To be done |
Write out the material exactly, without any of its pictures.

(Data entries for graphics)
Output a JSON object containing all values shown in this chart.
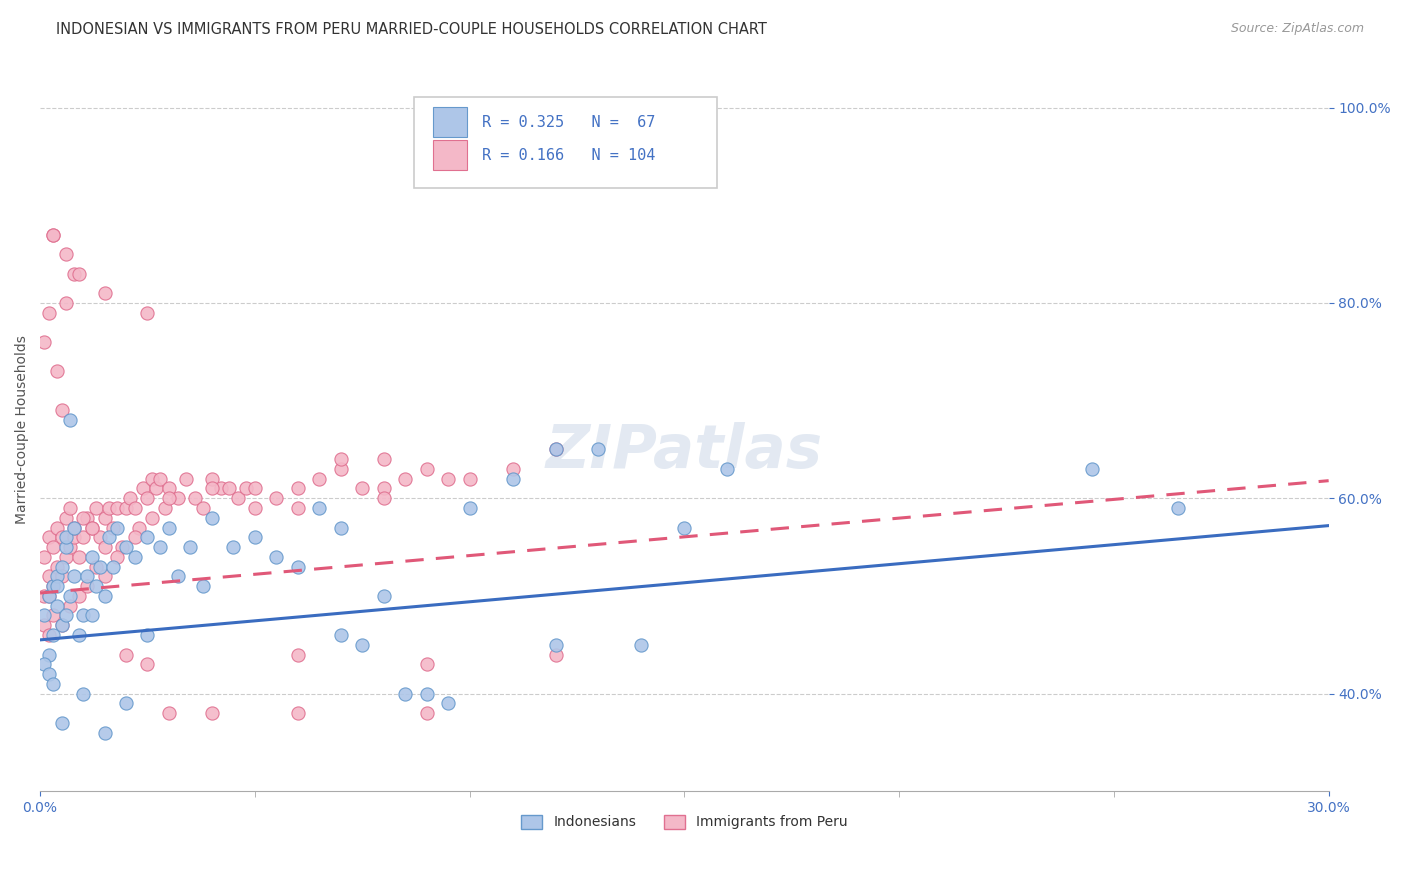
{
  "title": "INDONESIAN VS IMMIGRANTS FROM PERU MARRIED-COUPLE HOUSEHOLDS CORRELATION CHART",
  "source": "Source: ZipAtlas.com",
  "ylabel": "Married-couple Households",
  "xmin": 0.0,
  "xmax": 0.3,
  "ymin": 0.3,
  "ymax": 1.04,
  "R_indonesian": 0.325,
  "N_indonesian": 67,
  "R_peru": 0.166,
  "N_peru": 104,
  "color_indonesian_fill": "#aec6e8",
  "color_indonesian_edge": "#6699cc",
  "color_peru_fill": "#f4b8c8",
  "color_peru_edge": "#e07090",
  "color_indonesian_line": "#3a6cc0",
  "color_peru_line": "#e05878",
  "legend_label_indonesian": "Indonesians",
  "legend_label_peru": "Immigrants from Peru",
  "indonesian_x": [
    0.001,
    0.002,
    0.002,
    0.003,
    0.003,
    0.004,
    0.004,
    0.005,
    0.005,
    0.006,
    0.006,
    0.007,
    0.008,
    0.009,
    0.01,
    0.011,
    0.012,
    0.013,
    0.014,
    0.015,
    0.016,
    0.017,
    0.018,
    0.02,
    0.022,
    0.025,
    0.028,
    0.03,
    0.032,
    0.035,
    0.038,
    0.04,
    0.045,
    0.05,
    0.055,
    0.06,
    0.065,
    0.07,
    0.075,
    0.08,
    0.085,
    0.09,
    0.095,
    0.1,
    0.11,
    0.12,
    0.13,
    0.14,
    0.15,
    0.16,
    0.001,
    0.002,
    0.003,
    0.004,
    0.005,
    0.006,
    0.007,
    0.008,
    0.01,
    0.012,
    0.015,
    0.02,
    0.025,
    0.07,
    0.12,
    0.245,
    0.265
  ],
  "indonesian_y": [
    0.48,
    0.44,
    0.5,
    0.46,
    0.51,
    0.49,
    0.52,
    0.47,
    0.53,
    0.48,
    0.55,
    0.5,
    0.52,
    0.46,
    0.48,
    0.52,
    0.54,
    0.51,
    0.53,
    0.5,
    0.56,
    0.53,
    0.57,
    0.55,
    0.54,
    0.56,
    0.55,
    0.57,
    0.52,
    0.55,
    0.51,
    0.58,
    0.55,
    0.56,
    0.54,
    0.53,
    0.59,
    0.57,
    0.45,
    0.5,
    0.4,
    0.4,
    0.39,
    0.59,
    0.62,
    0.45,
    0.65,
    0.45,
    0.57,
    0.63,
    0.43,
    0.42,
    0.41,
    0.51,
    0.37,
    0.56,
    0.68,
    0.57,
    0.4,
    0.48,
    0.36,
    0.39,
    0.46,
    0.46,
    0.65,
    0.63,
    0.59
  ],
  "peru_x": [
    0.001,
    0.001,
    0.002,
    0.002,
    0.003,
    0.003,
    0.004,
    0.004,
    0.005,
    0.005,
    0.006,
    0.006,
    0.007,
    0.007,
    0.008,
    0.008,
    0.009,
    0.01,
    0.011,
    0.012,
    0.013,
    0.014,
    0.015,
    0.016,
    0.017,
    0.018,
    0.019,
    0.02,
    0.021,
    0.022,
    0.023,
    0.024,
    0.025,
    0.026,
    0.027,
    0.028,
    0.029,
    0.03,
    0.032,
    0.034,
    0.036,
    0.038,
    0.04,
    0.042,
    0.044,
    0.046,
    0.048,
    0.05,
    0.055,
    0.06,
    0.065,
    0.07,
    0.075,
    0.08,
    0.085,
    0.09,
    0.095,
    0.1,
    0.11,
    0.12,
    0.001,
    0.002,
    0.003,
    0.005,
    0.007,
    0.009,
    0.011,
    0.013,
    0.015,
    0.018,
    0.022,
    0.026,
    0.03,
    0.04,
    0.05,
    0.06,
    0.07,
    0.08,
    0.09,
    0.001,
    0.002,
    0.003,
    0.004,
    0.005,
    0.006,
    0.008,
    0.01,
    0.012,
    0.015,
    0.02,
    0.025,
    0.03,
    0.04,
    0.06,
    0.08,
    0.002,
    0.003,
    0.006,
    0.009,
    0.015,
    0.025,
    0.06,
    0.09,
    0.12
  ],
  "peru_y": [
    0.5,
    0.54,
    0.52,
    0.56,
    0.51,
    0.55,
    0.53,
    0.57,
    0.52,
    0.56,
    0.54,
    0.58,
    0.55,
    0.59,
    0.56,
    0.57,
    0.54,
    0.56,
    0.58,
    0.57,
    0.59,
    0.56,
    0.58,
    0.59,
    0.57,
    0.59,
    0.55,
    0.59,
    0.6,
    0.59,
    0.57,
    0.61,
    0.6,
    0.62,
    0.61,
    0.62,
    0.59,
    0.61,
    0.6,
    0.62,
    0.6,
    0.59,
    0.62,
    0.61,
    0.61,
    0.6,
    0.61,
    0.61,
    0.6,
    0.59,
    0.62,
    0.63,
    0.61,
    0.64,
    0.62,
    0.63,
    0.62,
    0.62,
    0.63,
    0.65,
    0.47,
    0.46,
    0.48,
    0.47,
    0.49,
    0.5,
    0.51,
    0.53,
    0.52,
    0.54,
    0.56,
    0.58,
    0.6,
    0.61,
    0.59,
    0.61,
    0.64,
    0.61,
    0.43,
    0.76,
    0.79,
    0.87,
    0.73,
    0.69,
    0.8,
    0.83,
    0.58,
    0.57,
    0.55,
    0.44,
    0.43,
    0.38,
    0.38,
    0.44,
    0.6,
    0.5,
    0.87,
    0.85,
    0.83,
    0.81,
    0.79,
    0.38,
    0.38,
    0.44
  ],
  "trend_indonesian_x0": 0.0,
  "trend_indonesian_y0": 0.455,
  "trend_indonesian_x1": 0.3,
  "trend_indonesian_y1": 0.572,
  "trend_peru_x0": 0.0,
  "trend_peru_y0": 0.503,
  "trend_peru_x1": 0.3,
  "trend_peru_y1": 0.618
}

Expected answer |
Output a JSON object containing all values shown in this chart.
{
  "title": "INDONESIAN VS IMMIGRANTS FROM PERU MARRIED-COUPLE HOUSEHOLDS CORRELATION CHART",
  "source": "Source: ZipAtlas.com",
  "ylabel": "Married-couple Households",
  "xmin": 0.0,
  "xmax": 0.3,
  "ymin": 0.3,
  "ymax": 1.04,
  "R_indonesian": 0.325,
  "N_indonesian": 67,
  "R_peru": 0.166,
  "N_peru": 104,
  "color_indonesian_fill": "#aec6e8",
  "color_indonesian_edge": "#6699cc",
  "color_peru_fill": "#f4b8c8",
  "color_peru_edge": "#e07090",
  "color_indonesian_line": "#3a6cc0",
  "color_peru_line": "#e05878",
  "legend_label_indonesian": "Indonesians",
  "legend_label_peru": "Immigrants from Peru",
  "indonesian_x": [
    0.001,
    0.002,
    0.002,
    0.003,
    0.003,
    0.004,
    0.004,
    0.005,
    0.005,
    0.006,
    0.006,
    0.007,
    0.008,
    0.009,
    0.01,
    0.011,
    0.012,
    0.013,
    0.014,
    0.015,
    0.016,
    0.017,
    0.018,
    0.02,
    0.022,
    0.025,
    0.028,
    0.03,
    0.032,
    0.035,
    0.038,
    0.04,
    0.045,
    0.05,
    0.055,
    0.06,
    0.065,
    0.07,
    0.075,
    0.08,
    0.085,
    0.09,
    0.095,
    0.1,
    0.11,
    0.12,
    0.13,
    0.14,
    0.15,
    0.16,
    0.001,
    0.002,
    0.003,
    0.004,
    0.005,
    0.006,
    0.007,
    0.008,
    0.01,
    0.012,
    0.015,
    0.02,
    0.025,
    0.07,
    0.12,
    0.245,
    0.265
  ],
  "indonesian_y": [
    0.48,
    0.44,
    0.5,
    0.46,
    0.51,
    0.49,
    0.52,
    0.47,
    0.53,
    0.48,
    0.55,
    0.5,
    0.52,
    0.46,
    0.48,
    0.52,
    0.54,
    0.51,
    0.53,
    0.5,
    0.56,
    0.53,
    0.57,
    0.55,
    0.54,
    0.56,
    0.55,
    0.57,
    0.52,
    0.55,
    0.51,
    0.58,
    0.55,
    0.56,
    0.54,
    0.53,
    0.59,
    0.57,
    0.45,
    0.5,
    0.4,
    0.4,
    0.39,
    0.59,
    0.62,
    0.45,
    0.65,
    0.45,
    0.57,
    0.63,
    0.43,
    0.42,
    0.41,
    0.51,
    0.37,
    0.56,
    0.68,
    0.57,
    0.4,
    0.48,
    0.36,
    0.39,
    0.46,
    0.46,
    0.65,
    0.63,
    0.59
  ],
  "peru_x": [
    0.001,
    0.001,
    0.002,
    0.002,
    0.003,
    0.003,
    0.004,
    0.004,
    0.005,
    0.005,
    0.006,
    0.006,
    0.007,
    0.007,
    0.008,
    0.008,
    0.009,
    0.01,
    0.011,
    0.012,
    0.013,
    0.014,
    0.015,
    0.016,
    0.017,
    0.018,
    0.019,
    0.02,
    0.021,
    0.022,
    0.023,
    0.024,
    0.025,
    0.026,
    0.027,
    0.028,
    0.029,
    0.03,
    0.032,
    0.034,
    0.036,
    0.038,
    0.04,
    0.042,
    0.044,
    0.046,
    0.048,
    0.05,
    0.055,
    0.06,
    0.065,
    0.07,
    0.075,
    0.08,
    0.085,
    0.09,
    0.095,
    0.1,
    0.11,
    0.12,
    0.001,
    0.002,
    0.003,
    0.005,
    0.007,
    0.009,
    0.011,
    0.013,
    0.015,
    0.018,
    0.022,
    0.026,
    0.03,
    0.04,
    0.05,
    0.06,
    0.07,
    0.08,
    0.09,
    0.001,
    0.002,
    0.003,
    0.004,
    0.005,
    0.006,
    0.008,
    0.01,
    0.012,
    0.015,
    0.02,
    0.025,
    0.03,
    0.04,
    0.06,
    0.08,
    0.002,
    0.003,
    0.006,
    0.009,
    0.015,
    0.025,
    0.06,
    0.09,
    0.12
  ],
  "peru_y": [
    0.5,
    0.54,
    0.52,
    0.56,
    0.51,
    0.55,
    0.53,
    0.57,
    0.52,
    0.56,
    0.54,
    0.58,
    0.55,
    0.59,
    0.56,
    0.57,
    0.54,
    0.56,
    0.58,
    0.57,
    0.59,
    0.56,
    0.58,
    0.59,
    0.57,
    0.59,
    0.55,
    0.59,
    0.6,
    0.59,
    0.57,
    0.61,
    0.6,
    0.62,
    0.61,
    0.62,
    0.59,
    0.61,
    0.6,
    0.62,
    0.6,
    0.59,
    0.62,
    0.61,
    0.61,
    0.6,
    0.61,
    0.61,
    0.6,
    0.59,
    0.62,
    0.63,
    0.61,
    0.64,
    0.62,
    0.63,
    0.62,
    0.62,
    0.63,
    0.65,
    0.47,
    0.46,
    0.48,
    0.47,
    0.49,
    0.5,
    0.51,
    0.53,
    0.52,
    0.54,
    0.56,
    0.58,
    0.6,
    0.61,
    0.59,
    0.61,
    0.64,
    0.61,
    0.43,
    0.76,
    0.79,
    0.87,
    0.73,
    0.69,
    0.8,
    0.83,
    0.58,
    0.57,
    0.55,
    0.44,
    0.43,
    0.38,
    0.38,
    0.44,
    0.6,
    0.5,
    0.87,
    0.85,
    0.83,
    0.81,
    0.79,
    0.38,
    0.38,
    0.44
  ],
  "trend_indonesian_x0": 0.0,
  "trend_indonesian_y0": 0.455,
  "trend_indonesian_x1": 0.3,
  "trend_indonesian_y1": 0.572,
  "trend_peru_x0": 0.0,
  "trend_peru_y0": 0.503,
  "trend_peru_x1": 0.3,
  "trend_peru_y1": 0.618
}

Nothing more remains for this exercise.